Loin des blagues du calendrier, le partenariat diplomatique et économique entre Yaoundé et Rabat reste plus vivant que jamais.

Le mercredi 1er avril 2026, sous les lambris feutrés du ministère des Relations extérieures, Mbella Mbella a reçu les copies figurées des Lettres de créance d’Abdelkader Jamoussi, ambassadeur désigné du Royaume du Maroc auprès de la Cameroun. Un rituel diplomatique empreint de solennité, où chaque geste, chaque mot, semble pesé avec la précision d’un horloger même si, calendrier oblige, la date prêtait à sourire.
Car en ce 1er avril, jour universel des plaisanteries, aucune farce n’était pourtant à l’ordre du jour. Les deux personnalités ont, avec gravité et élégance, revisité les fondements d’une relation ancienne, tissée de respect mutuel, d’échanges constants et d’une fraternité qui, à défaut d’être bruyante, se révèle remarquablement constante. Ici, pas de poisson accroché dans le dos, mais des engagements bien accrochés dans la durée.
Au fil de l’entretien, les discussions ont mis en lumière le regain de vitalité de la coopération bilatérale. Une dynamique que les deux parties ont saluée avec satisfaction, évoquant notamment l’intensification de l’assistance technique dans des secteurs variés, allant de la formation à l’ingénierie institutionnelle. À cela s’ajoute une coopération économique et financière de plus en plus dense, preuve que l’amitié entre États sait aussi parler le langage concret des investissements et des projets structurants.
Dans une atmosphère à la fois cordiale et studieuse, les deux diplomates ont esquissé les perspectives d’un partenariat appelé à se renforcer davantage. Et si quelques sourires discrets ont ponctué les échanges (clin d’œil à la date oblige) ils n’ont en rien altéré la profondeur des engagements pris.
Ainsi, loin des canulars passagers, Cameroun et Royaume du Maroc confirment, une fois encore, que certaines alliances n’ont rien d’une blague : elles s’inscrivent dans le temps long, avec sérieux… et, parfois, une pointe d’élégance souriante.

# [TRAVAIL À FAIRE]
1. Traduisez en anglais la phrase suivante de l'article sur les relations entre le Cameroun et le Maroc : « Dans une atmosphère à la fois cordiale et studieuse, les deux diplomates ont esquissé les perspectives d’un partenariat appelé à se renforcer davantage. »
2. Reproduisez à l'identique le passage de l'article sur les relations entre le Cameroun et le Maroc qui va de « Au fil de l’entretien, les » jusqu'à « des engagements pris. ».

Entrées enregistrées

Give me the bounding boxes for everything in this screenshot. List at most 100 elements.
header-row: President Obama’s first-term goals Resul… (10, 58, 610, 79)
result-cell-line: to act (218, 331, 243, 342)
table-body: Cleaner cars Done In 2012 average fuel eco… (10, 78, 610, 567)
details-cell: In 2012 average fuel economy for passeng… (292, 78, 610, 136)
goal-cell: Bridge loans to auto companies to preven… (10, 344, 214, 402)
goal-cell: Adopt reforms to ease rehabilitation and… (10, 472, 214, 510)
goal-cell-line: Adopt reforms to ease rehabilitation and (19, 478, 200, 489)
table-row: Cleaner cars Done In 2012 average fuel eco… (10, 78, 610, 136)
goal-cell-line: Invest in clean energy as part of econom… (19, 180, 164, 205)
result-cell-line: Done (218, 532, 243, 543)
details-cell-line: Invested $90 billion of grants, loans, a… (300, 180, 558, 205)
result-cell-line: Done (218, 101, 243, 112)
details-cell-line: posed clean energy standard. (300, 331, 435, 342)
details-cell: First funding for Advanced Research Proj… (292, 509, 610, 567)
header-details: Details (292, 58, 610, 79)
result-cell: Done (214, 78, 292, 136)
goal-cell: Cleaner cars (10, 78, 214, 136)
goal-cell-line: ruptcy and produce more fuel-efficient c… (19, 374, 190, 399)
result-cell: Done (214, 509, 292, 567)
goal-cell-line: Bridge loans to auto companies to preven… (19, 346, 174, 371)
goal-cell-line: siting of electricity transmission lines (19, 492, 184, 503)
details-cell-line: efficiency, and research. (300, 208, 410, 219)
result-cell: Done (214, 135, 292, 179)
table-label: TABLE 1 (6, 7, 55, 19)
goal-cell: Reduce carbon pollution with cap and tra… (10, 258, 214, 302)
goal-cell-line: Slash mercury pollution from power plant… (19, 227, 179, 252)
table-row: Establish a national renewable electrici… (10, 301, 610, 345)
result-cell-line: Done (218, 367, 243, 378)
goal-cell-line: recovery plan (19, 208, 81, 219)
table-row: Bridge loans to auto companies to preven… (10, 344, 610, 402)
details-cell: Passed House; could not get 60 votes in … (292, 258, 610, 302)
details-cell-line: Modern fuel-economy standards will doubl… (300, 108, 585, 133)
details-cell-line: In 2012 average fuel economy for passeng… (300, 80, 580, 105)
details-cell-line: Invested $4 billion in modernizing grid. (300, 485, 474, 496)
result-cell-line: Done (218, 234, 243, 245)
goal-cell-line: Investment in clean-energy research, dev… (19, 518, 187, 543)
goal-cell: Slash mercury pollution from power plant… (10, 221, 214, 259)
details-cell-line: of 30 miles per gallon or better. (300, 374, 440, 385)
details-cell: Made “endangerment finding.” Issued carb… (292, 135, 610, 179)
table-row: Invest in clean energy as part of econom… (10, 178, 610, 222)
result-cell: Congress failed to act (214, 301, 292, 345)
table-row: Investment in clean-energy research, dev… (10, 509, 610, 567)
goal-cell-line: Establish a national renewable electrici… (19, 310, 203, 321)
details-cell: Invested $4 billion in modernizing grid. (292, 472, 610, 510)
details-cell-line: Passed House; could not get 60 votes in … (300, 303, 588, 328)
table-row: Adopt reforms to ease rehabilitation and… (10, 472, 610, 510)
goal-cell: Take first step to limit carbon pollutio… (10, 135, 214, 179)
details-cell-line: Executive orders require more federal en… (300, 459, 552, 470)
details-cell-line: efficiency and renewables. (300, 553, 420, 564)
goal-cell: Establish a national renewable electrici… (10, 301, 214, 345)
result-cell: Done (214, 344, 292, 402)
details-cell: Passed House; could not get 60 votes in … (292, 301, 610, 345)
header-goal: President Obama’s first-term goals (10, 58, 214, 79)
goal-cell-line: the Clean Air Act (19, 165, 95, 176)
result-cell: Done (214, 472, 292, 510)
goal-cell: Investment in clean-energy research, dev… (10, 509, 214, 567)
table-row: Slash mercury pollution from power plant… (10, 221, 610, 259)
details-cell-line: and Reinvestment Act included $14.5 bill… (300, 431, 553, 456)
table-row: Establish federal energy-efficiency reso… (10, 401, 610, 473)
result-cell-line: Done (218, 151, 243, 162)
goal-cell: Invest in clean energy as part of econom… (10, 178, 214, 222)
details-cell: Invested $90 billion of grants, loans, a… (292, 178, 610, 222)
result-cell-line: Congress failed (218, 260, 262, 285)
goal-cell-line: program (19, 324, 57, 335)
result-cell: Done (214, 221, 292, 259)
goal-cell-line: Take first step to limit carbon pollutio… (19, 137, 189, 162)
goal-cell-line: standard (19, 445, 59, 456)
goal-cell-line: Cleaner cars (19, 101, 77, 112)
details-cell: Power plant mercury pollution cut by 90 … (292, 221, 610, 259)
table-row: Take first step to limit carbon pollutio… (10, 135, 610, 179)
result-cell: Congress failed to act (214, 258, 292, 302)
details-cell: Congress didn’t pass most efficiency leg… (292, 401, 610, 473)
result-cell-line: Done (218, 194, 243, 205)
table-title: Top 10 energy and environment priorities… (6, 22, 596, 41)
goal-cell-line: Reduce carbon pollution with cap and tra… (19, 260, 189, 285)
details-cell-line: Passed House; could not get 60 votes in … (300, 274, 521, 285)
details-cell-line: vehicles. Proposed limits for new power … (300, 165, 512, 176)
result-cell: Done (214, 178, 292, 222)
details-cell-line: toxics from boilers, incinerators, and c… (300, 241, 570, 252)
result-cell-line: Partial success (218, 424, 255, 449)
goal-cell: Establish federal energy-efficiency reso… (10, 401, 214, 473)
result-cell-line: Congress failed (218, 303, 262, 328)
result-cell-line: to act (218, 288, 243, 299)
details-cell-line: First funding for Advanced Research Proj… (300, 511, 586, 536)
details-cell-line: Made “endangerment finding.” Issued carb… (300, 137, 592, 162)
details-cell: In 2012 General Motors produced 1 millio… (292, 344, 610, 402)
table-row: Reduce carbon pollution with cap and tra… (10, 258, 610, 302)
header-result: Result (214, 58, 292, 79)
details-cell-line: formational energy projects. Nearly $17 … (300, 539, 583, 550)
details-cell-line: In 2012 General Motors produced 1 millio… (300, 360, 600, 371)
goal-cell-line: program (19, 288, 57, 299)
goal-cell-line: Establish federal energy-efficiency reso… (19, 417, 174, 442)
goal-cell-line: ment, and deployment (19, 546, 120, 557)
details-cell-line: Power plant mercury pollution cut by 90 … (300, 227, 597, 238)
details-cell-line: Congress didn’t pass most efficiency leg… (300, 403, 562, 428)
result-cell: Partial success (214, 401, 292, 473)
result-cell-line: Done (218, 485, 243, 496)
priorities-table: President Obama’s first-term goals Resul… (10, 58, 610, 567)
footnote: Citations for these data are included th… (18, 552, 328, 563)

# [RÉPONSES PAR POINT]
1. In an atmosphere both cordial and studious, the two diplomats outlined the prospects for a partnership set to grow even stronger.

2.
Au fil de l’entretien, les discussions ont mis en lumière le regain de vitalité de la coopération bilatérale. Une dynamique que les deux parties ont saluée avec satisfaction, évoquant notamment l’intensification de l’assistance technique dans des secteurs variés, allant de la formation à l’ingénierie institutionnelle. À cela s’ajoute une coopération économique et financière de plus en plus dense, preuve que l’amitié entre États sait aussi parler le langage concret des investissements et des projets structurants.
Dans une atmosphère à la fois cordiale et studieuse, les deux diplomates ont esquissé les perspectives d’un partenariat appelé à se renforcer davantage. Et si quelques sourires discrets ont ponctué les échanges (clin d’œil à la date oblige) ils n’ont en rien altéré la profondeur des engagements pris.